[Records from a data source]
☆ ☆ ☆ ☆ ☆ ☆ ☆

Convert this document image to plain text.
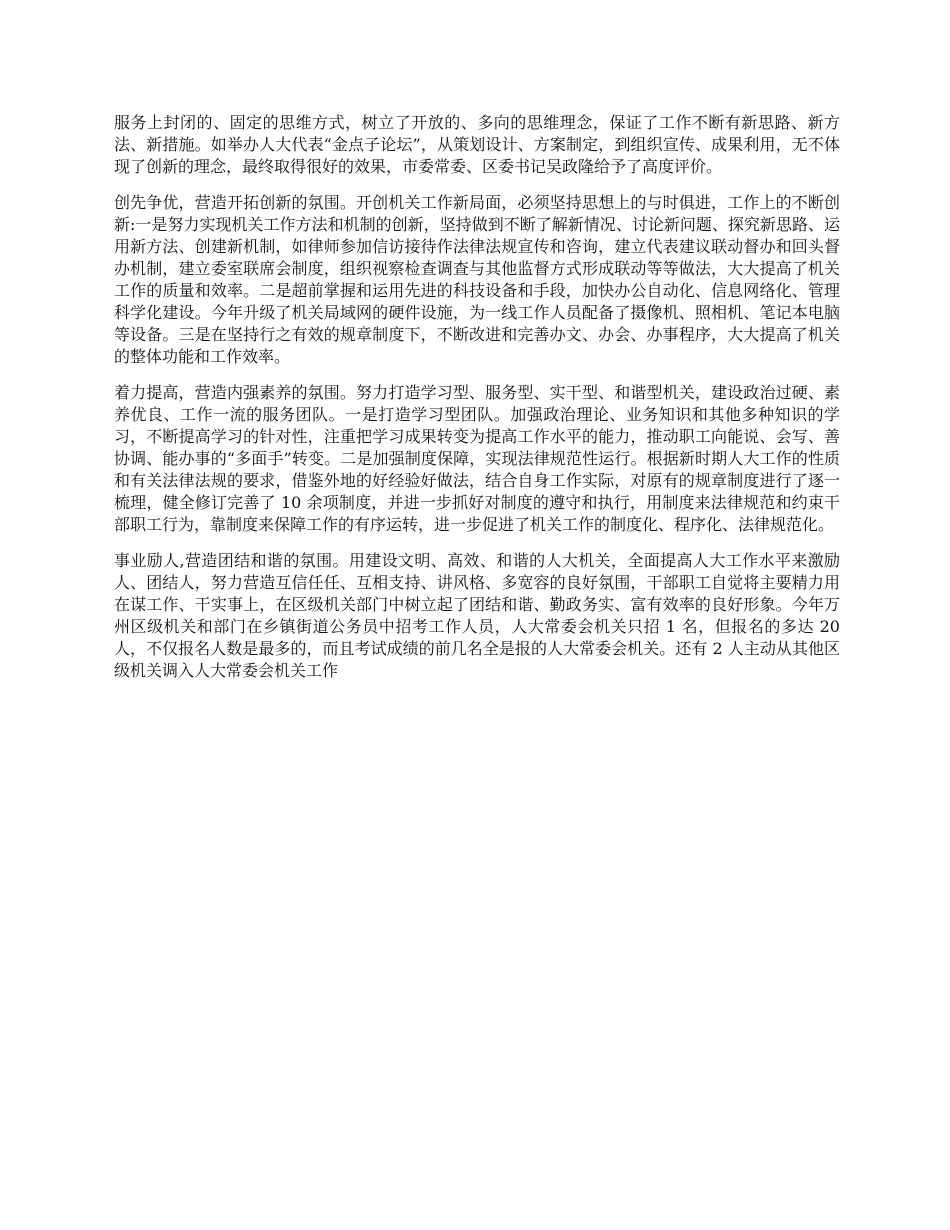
服务上封闭的、固定的思维方式，树立了开放的、多向的思维理念，保证了工作不断有新思路、新方法、新措施。如举办人大代表“金点子论坛”，从策划设计、方案制定，到组织宣传、成果利用，无不体现了创新的理念，最终取得很好的效果，市委常委、区委书记吴政隆给予了高度评价。

创先争优，营造开拓创新的氛围。开创机关工作新局面，必须坚持思想上的与时俱进，工作上的不断创新:一是努力实现机关工作方法和机制的创新，坚持做到不断了解新情况、讨论新问题、探究新思路、运用新方法、创建新机制，如律师参加信访接待作法律法规宣传和咨询，建立代表建议联动督办和回头督办机制，建立委室联席会制度，组织视察检查调查与其他监督方式形成联动等等做法，大大提高了机关工作的质量和效率。二是超前掌握和运用先进的科技设备和手段，加快办公自动化、信息网络化、管理科学化建设。今年升级了机关局域网的硬件设施，为一线工作人员配备了摄像机、照相机、笔记本电脑等设备。三是在坚持行之有效的规章制度下，不断改进和完善办文、办会、办事程序，大大提高了机关的整体功能和工作效率。

着力提高，营造内强素养的氛围。努力打造学习型、服务型、实干型、和谐型机关，建设政治过硬、素养优良、工作一流的服务团队。一是打造学习型团队。加强政治理论、业务知识和其他多种知识的学习，不断提高学习的针对性，注重把学习成果转变为提高工作水平的能力，推动职工向能说、会写、善协调、能办事的“多面手”转变。二是加强制度保障，实现法律规范性运行。根据新时期人大工作的性质和有关法律法规的要求，借鉴外地的好经验好做法，结合自身工作实际，对原有的规章制度进行了逐一梳理，健全修订完善了 10 余项制度，并进一步抓好对制度的遵守和执行，用制度来法律规范和约束干部职工行为，靠制度来保障工作的有序运转，进一步促进了机关工作的制度化、程序化、法律规范化。

事业励人,营造团结和谐的氛围。用建设文明、高效、和谐的人大机关，全面提高人大工作水平来激励人、团结人，努力营造互信任任、互相支持、讲风格、多宽容的良好氛围，干部职工自觉将主要精力用在谋工作、干实事上，在区级机关部门中树立起了团结和谐、勤政务实、富有效率的良好形象。今年万州区级机关和部门在乡镇街道公务员中招考工作人员，人大常委会机关只招 1 名，但报名的多达 20 人，不仅报名人数是最多的，而且考试成绩的前几名全是报的人大常委会机关。还有 2 人主动从其他区级机关调入人大常委会机关工作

☆ ☆ ☆ ☆ ☆ ☆ ☆

• **Challenge**
Quote the full listing above word for word; exclude every picture from the copy.

• **Solution**
Convert this document image to plain text.
服务上封闭的、固定的思维方式，树立了开放的、多向的思维理念，保证了工作不断有新思路、新方法、新措施。如举办人大代表“金点子论坛”，从策划设计、方案制定，到组织宣传、成果利用，无不体现了创新的理念，最终取得很好的效果，市委常委、区委书记吴政隆给予了高度评价。

创先争优，营造开拓创新的氛围。开创机关工作新局面，必须坚持思想上的与时俱进，工作上的不断创新:一是努力实现机关工作方法和机制的创新，坚持做到不断了解新情况、讨论新问题、探究新思路、运用新方法、创建新机制，如律师参加信访接待作法律法规宣传和咨询，建立代表建议联动督办和回头督办机制，建立委室联席会制度，组织视察检查调查与其他监督方式形成联动等等做法，大大提高了机关工作的质量和效率。二是超前掌握和运用先进的科技设备和手段，加快办公自动化、信息网络化、管理科学化建设。今年升级了机关局域网的硬件设施，为一线工作人员配备了摄像机、照相机、笔记本电脑等设备。三是在坚持行之有效的规章制度下，不断改进和完善办文、办会、办事程序，大大提高了机关的整体功能和工作效率。

着力提高，营造内强素养的氛围。努力打造学习型、服务型、实干型、和谐型机关，建设政治过硬、素养优良、工作一流的服务团队。一是打造学习型团队。加强政治理论、业务知识和其他多种知识的学习，不断提高学习的针对性，注重把学习成果转变为提高工作水平的能力，推动职工向能说、会写、善协调、能办事的“多面手”转变。二是加强制度保障，实现法律规范性运行。根据新时期人大工作的性质和有关法律法规的要求，借鉴外地的好经验好做法，结合自身工作实际，对原有的规章制度进行了逐一梳理，健全修订完善了 10 余项制度，并进一步抓好对制度的遵守和执行，用制度来法律规范和约束干部职工行为，靠制度来保障工作的有序运转，进一步促进了机关工作的制度化、程序化、法律规范化。

事业励人,营造团结和谐的氛围。用建设文明、高效、和谐的人大机关，全面提高人大工作水平来激励人、团结人，努力营造互信任任、互相支持、讲风格、多宽容的良好氛围，干部职工自觉将主要精力用在谋工作、干实事上，在区级机关部门中树立起了团结和谐、勤政务实、富有效率的良好形象。今年万州区级机关和部门在乡镇街道公务员中招考工作人员，人大常委会机关只招 1 名，但报名的多达 20 人，不仅报名人数是最多的，而且考试成绩的前几名全是报的人大常委会机关。还有 2 人主动从其他区级机关调入人大常委会机关工作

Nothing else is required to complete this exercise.